Materials provided:
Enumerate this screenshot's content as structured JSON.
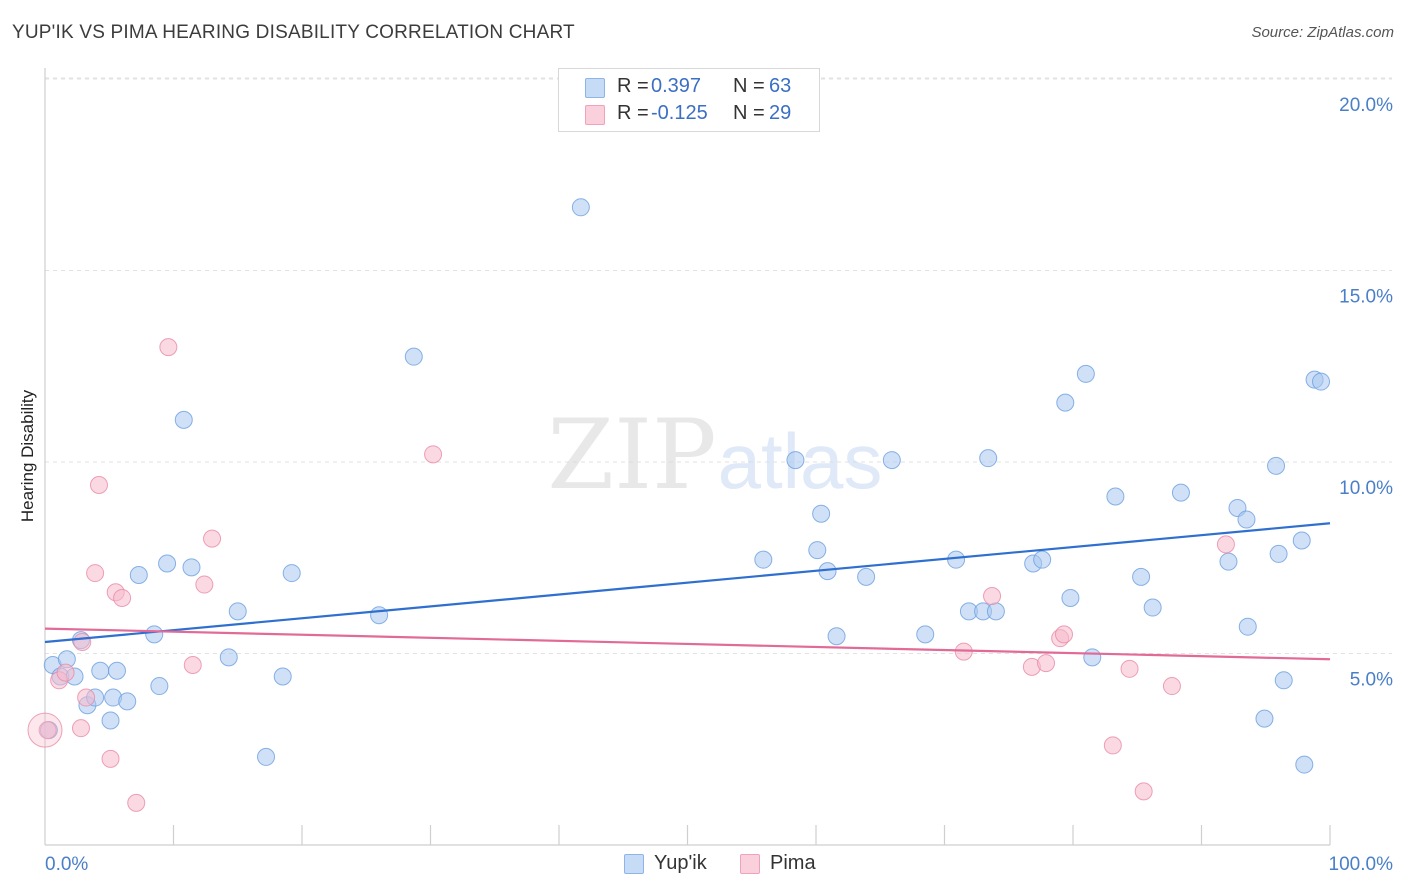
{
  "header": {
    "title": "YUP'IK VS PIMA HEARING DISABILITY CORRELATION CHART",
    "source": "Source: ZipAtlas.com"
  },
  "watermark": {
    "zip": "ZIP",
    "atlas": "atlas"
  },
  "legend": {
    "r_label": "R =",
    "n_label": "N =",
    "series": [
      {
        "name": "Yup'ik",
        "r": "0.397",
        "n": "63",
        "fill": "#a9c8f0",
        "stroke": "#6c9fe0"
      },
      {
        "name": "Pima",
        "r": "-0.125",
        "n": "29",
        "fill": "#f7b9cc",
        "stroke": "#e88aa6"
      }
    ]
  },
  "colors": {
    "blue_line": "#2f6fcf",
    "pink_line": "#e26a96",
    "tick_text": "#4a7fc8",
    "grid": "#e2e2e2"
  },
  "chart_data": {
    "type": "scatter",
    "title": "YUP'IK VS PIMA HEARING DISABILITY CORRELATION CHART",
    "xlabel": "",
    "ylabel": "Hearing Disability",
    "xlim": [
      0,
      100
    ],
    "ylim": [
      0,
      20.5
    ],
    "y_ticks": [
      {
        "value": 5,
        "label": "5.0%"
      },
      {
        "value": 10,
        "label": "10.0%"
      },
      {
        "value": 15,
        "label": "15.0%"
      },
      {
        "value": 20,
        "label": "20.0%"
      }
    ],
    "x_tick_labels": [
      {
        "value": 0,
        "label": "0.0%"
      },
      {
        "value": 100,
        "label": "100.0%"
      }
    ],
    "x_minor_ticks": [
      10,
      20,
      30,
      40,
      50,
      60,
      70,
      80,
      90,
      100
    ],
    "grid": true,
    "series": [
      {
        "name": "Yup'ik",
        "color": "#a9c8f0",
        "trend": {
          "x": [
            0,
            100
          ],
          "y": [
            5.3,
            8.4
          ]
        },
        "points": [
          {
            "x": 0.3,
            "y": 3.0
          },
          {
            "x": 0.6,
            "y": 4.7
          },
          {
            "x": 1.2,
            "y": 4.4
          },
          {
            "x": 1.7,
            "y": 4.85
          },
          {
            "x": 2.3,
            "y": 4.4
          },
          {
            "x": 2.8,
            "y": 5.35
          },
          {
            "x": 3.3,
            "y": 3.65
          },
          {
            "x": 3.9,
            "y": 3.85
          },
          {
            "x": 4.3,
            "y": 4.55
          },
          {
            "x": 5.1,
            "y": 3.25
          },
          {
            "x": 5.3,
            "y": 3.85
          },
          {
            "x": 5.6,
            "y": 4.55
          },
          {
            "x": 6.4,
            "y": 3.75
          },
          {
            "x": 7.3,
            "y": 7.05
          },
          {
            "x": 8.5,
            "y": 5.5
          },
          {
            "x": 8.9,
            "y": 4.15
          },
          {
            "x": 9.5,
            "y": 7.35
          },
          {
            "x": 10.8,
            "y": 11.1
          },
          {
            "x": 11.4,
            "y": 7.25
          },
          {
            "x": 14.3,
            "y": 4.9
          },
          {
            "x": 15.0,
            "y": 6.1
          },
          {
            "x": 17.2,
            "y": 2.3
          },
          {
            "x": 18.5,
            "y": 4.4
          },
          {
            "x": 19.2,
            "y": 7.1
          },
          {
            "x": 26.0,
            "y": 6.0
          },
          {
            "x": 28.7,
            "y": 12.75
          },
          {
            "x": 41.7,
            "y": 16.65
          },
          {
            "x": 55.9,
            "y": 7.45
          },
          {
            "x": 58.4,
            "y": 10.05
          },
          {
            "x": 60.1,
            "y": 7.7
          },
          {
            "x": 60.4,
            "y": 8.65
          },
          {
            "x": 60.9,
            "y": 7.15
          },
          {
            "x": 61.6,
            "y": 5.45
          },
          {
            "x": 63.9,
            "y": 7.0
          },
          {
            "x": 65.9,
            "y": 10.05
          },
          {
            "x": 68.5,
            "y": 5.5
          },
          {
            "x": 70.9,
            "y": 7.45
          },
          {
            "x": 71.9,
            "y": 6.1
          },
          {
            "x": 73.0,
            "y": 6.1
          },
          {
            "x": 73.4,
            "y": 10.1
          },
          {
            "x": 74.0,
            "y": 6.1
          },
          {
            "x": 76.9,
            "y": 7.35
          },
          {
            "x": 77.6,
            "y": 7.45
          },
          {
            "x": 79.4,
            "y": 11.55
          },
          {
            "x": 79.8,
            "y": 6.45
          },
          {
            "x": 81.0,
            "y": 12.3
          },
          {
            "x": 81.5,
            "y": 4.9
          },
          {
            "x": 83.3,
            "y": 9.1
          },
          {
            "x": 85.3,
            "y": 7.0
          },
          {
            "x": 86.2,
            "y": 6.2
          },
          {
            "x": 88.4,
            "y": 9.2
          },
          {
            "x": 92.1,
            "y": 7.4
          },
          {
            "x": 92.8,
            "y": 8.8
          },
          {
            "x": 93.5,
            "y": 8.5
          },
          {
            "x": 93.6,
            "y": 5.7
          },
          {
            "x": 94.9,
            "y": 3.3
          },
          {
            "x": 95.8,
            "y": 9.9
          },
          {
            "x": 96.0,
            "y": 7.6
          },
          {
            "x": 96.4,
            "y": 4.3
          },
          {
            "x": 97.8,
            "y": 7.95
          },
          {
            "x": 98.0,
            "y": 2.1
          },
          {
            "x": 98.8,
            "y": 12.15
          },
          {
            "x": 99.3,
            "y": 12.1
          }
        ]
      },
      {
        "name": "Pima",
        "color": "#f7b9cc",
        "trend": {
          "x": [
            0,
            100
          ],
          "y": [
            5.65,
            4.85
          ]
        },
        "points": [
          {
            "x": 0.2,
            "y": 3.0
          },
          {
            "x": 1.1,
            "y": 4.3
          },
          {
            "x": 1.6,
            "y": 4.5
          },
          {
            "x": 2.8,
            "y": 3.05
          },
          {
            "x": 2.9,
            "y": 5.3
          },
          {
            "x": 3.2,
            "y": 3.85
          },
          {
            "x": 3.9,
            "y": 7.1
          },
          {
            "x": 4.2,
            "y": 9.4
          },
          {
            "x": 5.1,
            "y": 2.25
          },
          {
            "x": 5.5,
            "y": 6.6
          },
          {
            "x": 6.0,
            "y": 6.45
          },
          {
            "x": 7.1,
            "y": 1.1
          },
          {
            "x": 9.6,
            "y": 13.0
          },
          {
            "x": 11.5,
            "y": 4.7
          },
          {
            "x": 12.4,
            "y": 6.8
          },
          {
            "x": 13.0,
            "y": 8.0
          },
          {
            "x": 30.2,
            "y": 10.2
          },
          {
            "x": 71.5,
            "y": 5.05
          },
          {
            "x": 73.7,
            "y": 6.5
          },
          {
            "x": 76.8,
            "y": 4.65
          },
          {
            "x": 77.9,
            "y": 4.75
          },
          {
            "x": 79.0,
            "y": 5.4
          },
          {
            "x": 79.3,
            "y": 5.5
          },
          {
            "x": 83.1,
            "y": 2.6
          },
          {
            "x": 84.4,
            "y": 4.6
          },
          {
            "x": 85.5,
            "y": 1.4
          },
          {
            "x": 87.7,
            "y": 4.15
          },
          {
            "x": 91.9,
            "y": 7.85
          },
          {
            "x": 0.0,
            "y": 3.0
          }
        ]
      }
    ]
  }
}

What is required: Each record should be quoted exactly, with the images omitted.

Written response:
Enumerate this screenshot's content as structured JSON.
{
  "header": {
    "title": "YUP'IK VS PIMA HEARING DISABILITY CORRELATION CHART",
    "source": "Source: ZipAtlas.com"
  },
  "watermark": {
    "zip": "ZIP",
    "atlas": "atlas"
  },
  "legend": {
    "r_label": "R =",
    "n_label": "N =",
    "series": [
      {
        "name": "Yup'ik",
        "r": "0.397",
        "n": "63",
        "fill": "#a9c8f0",
        "stroke": "#6c9fe0"
      },
      {
        "name": "Pima",
        "r": "-0.125",
        "n": "29",
        "fill": "#f7b9cc",
        "stroke": "#e88aa6"
      }
    ]
  },
  "colors": {
    "blue_line": "#2f6fcf",
    "pink_line": "#e26a96",
    "tick_text": "#4a7fc8",
    "grid": "#e2e2e2"
  },
  "chart_data": {
    "type": "scatter",
    "title": "YUP'IK VS PIMA HEARING DISABILITY CORRELATION CHART",
    "xlabel": "",
    "ylabel": "Hearing Disability",
    "xlim": [
      0,
      100
    ],
    "ylim": [
      0,
      20.5
    ],
    "y_ticks": [
      {
        "value": 5,
        "label": "5.0%"
      },
      {
        "value": 10,
        "label": "10.0%"
      },
      {
        "value": 15,
        "label": "15.0%"
      },
      {
        "value": 20,
        "label": "20.0%"
      }
    ],
    "x_tick_labels": [
      {
        "value": 0,
        "label": "0.0%"
      },
      {
        "value": 100,
        "label": "100.0%"
      }
    ],
    "x_minor_ticks": [
      10,
      20,
      30,
      40,
      50,
      60,
      70,
      80,
      90,
      100
    ],
    "grid": true,
    "series": [
      {
        "name": "Yup'ik",
        "color": "#a9c8f0",
        "trend": {
          "x": [
            0,
            100
          ],
          "y": [
            5.3,
            8.4
          ]
        },
        "points": [
          {
            "x": 0.3,
            "y": 3.0
          },
          {
            "x": 0.6,
            "y": 4.7
          },
          {
            "x": 1.2,
            "y": 4.4
          },
          {
            "x": 1.7,
            "y": 4.85
          },
          {
            "x": 2.3,
            "y": 4.4
          },
          {
            "x": 2.8,
            "y": 5.35
          },
          {
            "x": 3.3,
            "y": 3.65
          },
          {
            "x": 3.9,
            "y": 3.85
          },
          {
            "x": 4.3,
            "y": 4.55
          },
          {
            "x": 5.1,
            "y": 3.25
          },
          {
            "x": 5.3,
            "y": 3.85
          },
          {
            "x": 5.6,
            "y": 4.55
          },
          {
            "x": 6.4,
            "y": 3.75
          },
          {
            "x": 7.3,
            "y": 7.05
          },
          {
            "x": 8.5,
            "y": 5.5
          },
          {
            "x": 8.9,
            "y": 4.15
          },
          {
            "x": 9.5,
            "y": 7.35
          },
          {
            "x": 10.8,
            "y": 11.1
          },
          {
            "x": 11.4,
            "y": 7.25
          },
          {
            "x": 14.3,
            "y": 4.9
          },
          {
            "x": 15.0,
            "y": 6.1
          },
          {
            "x": 17.2,
            "y": 2.3
          },
          {
            "x": 18.5,
            "y": 4.4
          },
          {
            "x": 19.2,
            "y": 7.1
          },
          {
            "x": 26.0,
            "y": 6.0
          },
          {
            "x": 28.7,
            "y": 12.75
          },
          {
            "x": 41.7,
            "y": 16.65
          },
          {
            "x": 55.9,
            "y": 7.45
          },
          {
            "x": 58.4,
            "y": 10.05
          },
          {
            "x": 60.1,
            "y": 7.7
          },
          {
            "x": 60.4,
            "y": 8.65
          },
          {
            "x": 60.9,
            "y": 7.15
          },
          {
            "x": 61.6,
            "y": 5.45
          },
          {
            "x": 63.9,
            "y": 7.0
          },
          {
            "x": 65.9,
            "y": 10.05
          },
          {
            "x": 68.5,
            "y": 5.5
          },
          {
            "x": 70.9,
            "y": 7.45
          },
          {
            "x": 71.9,
            "y": 6.1
          },
          {
            "x": 73.0,
            "y": 6.1
          },
          {
            "x": 73.4,
            "y": 10.1
          },
          {
            "x": 74.0,
            "y": 6.1
          },
          {
            "x": 76.9,
            "y": 7.35
          },
          {
            "x": 77.6,
            "y": 7.45
          },
          {
            "x": 79.4,
            "y": 11.55
          },
          {
            "x": 79.8,
            "y": 6.45
          },
          {
            "x": 81.0,
            "y": 12.3
          },
          {
            "x": 81.5,
            "y": 4.9
          },
          {
            "x": 83.3,
            "y": 9.1
          },
          {
            "x": 85.3,
            "y": 7.0
          },
          {
            "x": 86.2,
            "y": 6.2
          },
          {
            "x": 88.4,
            "y": 9.2
          },
          {
            "x": 92.1,
            "y": 7.4
          },
          {
            "x": 92.8,
            "y": 8.8
          },
          {
            "x": 93.5,
            "y": 8.5
          },
          {
            "x": 93.6,
            "y": 5.7
          },
          {
            "x": 94.9,
            "y": 3.3
          },
          {
            "x": 95.8,
            "y": 9.9
          },
          {
            "x": 96.0,
            "y": 7.6
          },
          {
            "x": 96.4,
            "y": 4.3
          },
          {
            "x": 97.8,
            "y": 7.95
          },
          {
            "x": 98.0,
            "y": 2.1
          },
          {
            "x": 98.8,
            "y": 12.15
          },
          {
            "x": 99.3,
            "y": 12.1
          }
        ]
      },
      {
        "name": "Pima",
        "color": "#f7b9cc",
        "trend": {
          "x": [
            0,
            100
          ],
          "y": [
            5.65,
            4.85
          ]
        },
        "points": [
          {
            "x": 0.2,
            "y": 3.0
          },
          {
            "x": 1.1,
            "y": 4.3
          },
          {
            "x": 1.6,
            "y": 4.5
          },
          {
            "x": 2.8,
            "y": 3.05
          },
          {
            "x": 2.9,
            "y": 5.3
          },
          {
            "x": 3.2,
            "y": 3.85
          },
          {
            "x": 3.9,
            "y": 7.1
          },
          {
            "x": 4.2,
            "y": 9.4
          },
          {
            "x": 5.1,
            "y": 2.25
          },
          {
            "x": 5.5,
            "y": 6.6
          },
          {
            "x": 6.0,
            "y": 6.45
          },
          {
            "x": 7.1,
            "y": 1.1
          },
          {
            "x": 9.6,
            "y": 13.0
          },
          {
            "x": 11.5,
            "y": 4.7
          },
          {
            "x": 12.4,
            "y": 6.8
          },
          {
            "x": 13.0,
            "y": 8.0
          },
          {
            "x": 30.2,
            "y": 10.2
          },
          {
            "x": 71.5,
            "y": 5.05
          },
          {
            "x": 73.7,
            "y": 6.5
          },
          {
            "x": 76.8,
            "y": 4.65
          },
          {
            "x": 77.9,
            "y": 4.75
          },
          {
            "x": 79.0,
            "y": 5.4
          },
          {
            "x": 79.3,
            "y": 5.5
          },
          {
            "x": 83.1,
            "y": 2.6
          },
          {
            "x": 84.4,
            "y": 4.6
          },
          {
            "x": 85.5,
            "y": 1.4
          },
          {
            "x": 87.7,
            "y": 4.15
          },
          {
            "x": 91.9,
            "y": 7.85
          },
          {
            "x": 0.0,
            "y": 3.0
          }
        ]
      }
    ]
  }
}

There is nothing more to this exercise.